**Extrait**
##########
Plusieurs rassemblements se sont déroulés à travers le monde, samedi, en geste de solidarité envers les Français. À Sherbrooke, deux événements se sont déroulés au cours de la journée pour démontrer l'appui des citoyens, à la suite des attentats de Paris.

Un texte de Marie-Claude Lyonnais

Le consul honoraire de France en Estrie, François Gitzhofer, a été autorisé exceptionnellement à avoir accès aux coordonnées des 1500 Français établis dans la région pour les inviter à se rassembler devant le pavillon Armand-Nadeau, au lac des Nations. Ils ont été nombreux à répondre à l'invitation.

« Je pense qu'à peu près toutes les personnes auxquelles j'ai parlé, y compris ma famille, n'en reviennent pas. C'est la stupéfaction, l'incrédulité, c'est incroyable », a mentionné le consul, ému.

Les gens sur place semblaient visiblement ébranlés par les événements survenus dans la capitale française. Certains avaient apporté des fleurs, et tous ont observé une minute de silence, en mémoire des victimes des attentats.

Le Parisien d'origine, Anthony, tenait à être présent. « Ça aurait pu être nous. Ce sont des quartiers qu'on fréquentait. Ça aurait pu être notre famille, aussi ».

Les personnes présentes ont également entamé La Marseillaise, hymne national français. Un moment émouvant, important pour ces Français. « Des gens se sont battus pour La Marseillaise. Ce sont nos valeurs de la République : liberté, égalité, fraternité. Ce n'est pas facile, on est encore bien ému », a expliqué David, un Français résidant à Sherbrooke.
##########
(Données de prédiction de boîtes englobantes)
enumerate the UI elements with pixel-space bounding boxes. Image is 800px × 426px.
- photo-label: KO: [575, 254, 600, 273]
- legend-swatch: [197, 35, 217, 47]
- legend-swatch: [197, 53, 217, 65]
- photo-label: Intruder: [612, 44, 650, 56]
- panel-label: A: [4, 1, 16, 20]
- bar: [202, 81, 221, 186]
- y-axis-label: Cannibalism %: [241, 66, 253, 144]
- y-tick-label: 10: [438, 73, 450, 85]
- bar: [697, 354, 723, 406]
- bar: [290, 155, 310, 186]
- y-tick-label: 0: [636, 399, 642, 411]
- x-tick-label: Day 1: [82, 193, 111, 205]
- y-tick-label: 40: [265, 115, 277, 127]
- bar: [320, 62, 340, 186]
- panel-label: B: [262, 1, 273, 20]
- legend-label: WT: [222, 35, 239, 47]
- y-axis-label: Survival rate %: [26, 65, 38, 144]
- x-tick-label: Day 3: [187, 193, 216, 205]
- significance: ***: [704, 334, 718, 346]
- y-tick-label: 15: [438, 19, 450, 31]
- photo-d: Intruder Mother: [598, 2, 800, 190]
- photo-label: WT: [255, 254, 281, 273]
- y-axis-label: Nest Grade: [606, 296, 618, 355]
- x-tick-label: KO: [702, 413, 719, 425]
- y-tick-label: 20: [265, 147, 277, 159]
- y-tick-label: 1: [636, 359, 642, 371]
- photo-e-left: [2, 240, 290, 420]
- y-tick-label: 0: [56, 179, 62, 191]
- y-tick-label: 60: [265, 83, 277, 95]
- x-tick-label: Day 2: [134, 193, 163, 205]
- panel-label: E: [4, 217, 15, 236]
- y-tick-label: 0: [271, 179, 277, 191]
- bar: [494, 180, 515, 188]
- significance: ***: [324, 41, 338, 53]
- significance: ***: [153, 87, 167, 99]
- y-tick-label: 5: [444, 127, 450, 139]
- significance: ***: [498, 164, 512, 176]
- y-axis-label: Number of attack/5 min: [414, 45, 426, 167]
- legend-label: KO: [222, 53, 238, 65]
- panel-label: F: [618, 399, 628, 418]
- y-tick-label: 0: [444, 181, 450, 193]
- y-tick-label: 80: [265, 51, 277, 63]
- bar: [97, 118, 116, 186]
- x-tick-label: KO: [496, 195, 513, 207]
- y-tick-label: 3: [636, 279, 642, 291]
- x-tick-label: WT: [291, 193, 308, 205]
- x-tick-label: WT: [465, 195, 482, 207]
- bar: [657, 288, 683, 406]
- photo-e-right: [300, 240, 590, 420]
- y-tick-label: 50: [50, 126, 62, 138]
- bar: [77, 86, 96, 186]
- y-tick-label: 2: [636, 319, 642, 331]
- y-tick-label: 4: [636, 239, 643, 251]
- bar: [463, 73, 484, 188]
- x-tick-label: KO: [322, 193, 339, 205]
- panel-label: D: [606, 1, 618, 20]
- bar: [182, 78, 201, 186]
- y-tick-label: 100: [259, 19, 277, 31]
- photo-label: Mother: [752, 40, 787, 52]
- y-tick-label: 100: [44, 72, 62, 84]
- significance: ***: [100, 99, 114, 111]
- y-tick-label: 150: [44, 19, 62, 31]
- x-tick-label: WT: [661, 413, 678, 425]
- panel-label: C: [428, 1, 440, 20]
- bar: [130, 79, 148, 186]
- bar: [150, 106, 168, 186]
##########
**Consigne A**
Citez tout le passage de l'article sur les rassemblements de Sherbrooke, depuis « Le Parisien d'origine, Anthony, tenait » jusqu'à « résidant à Sherbrooke. ».
**Consigne B**
Prolongez l'article sur les rassemblements de Sherbrooke en enchaînant après sa dernière phrase.

**Réponse A**
Le Parisien d'origine, Anthony, tenait à être présent. « Ça aurait pu être nous. Ce sont des quartiers qu'on fréquentait. Ça aurait pu être notre famille, aussi ».

Les personnes présentes ont également entamé La Marseillaise, hymne national français. Un moment émouvant, important pour ces Français. « Des gens se sont battus pour La Marseillaise. Ce sont nos valeurs de la République : liberté, égalité, fraternité. Ce n'est pas facile, on est encore bien ému », a expliqué David, un Français résidant à Sherbrooke.

**Réponse B**
Rassemblement devant l'Hôtel de Ville

Un autre rassemblement s'est déroulé en soirée devant l'Hôtel de Ville de Sherbrooke.

L'initiative a été lancée par une Française établie au Canada depuis 30 ans, Chrystelle Jeanne Pasquet. Plus d'une centaine de personnes ont répondu à son invitation envoyée dans les médias sociaux.

Plus qu'un signe de solidarité, Mme Pasquet estime qu'il s'agit d'un appel à un monde plus pacifique.

« Personne n'est à l'abri nulle part. Il ne faut pas qu'on fasse attention, mais la paix, ça commence avec notre voisin, nos cousins. Mais on ne fait pas trop attention à ça, parce qu'on est habitué d'avoir la paix ici. C'est rendu que, finalement, peu importe où on habite, la paix est incertaine », a-t-elle expliqué.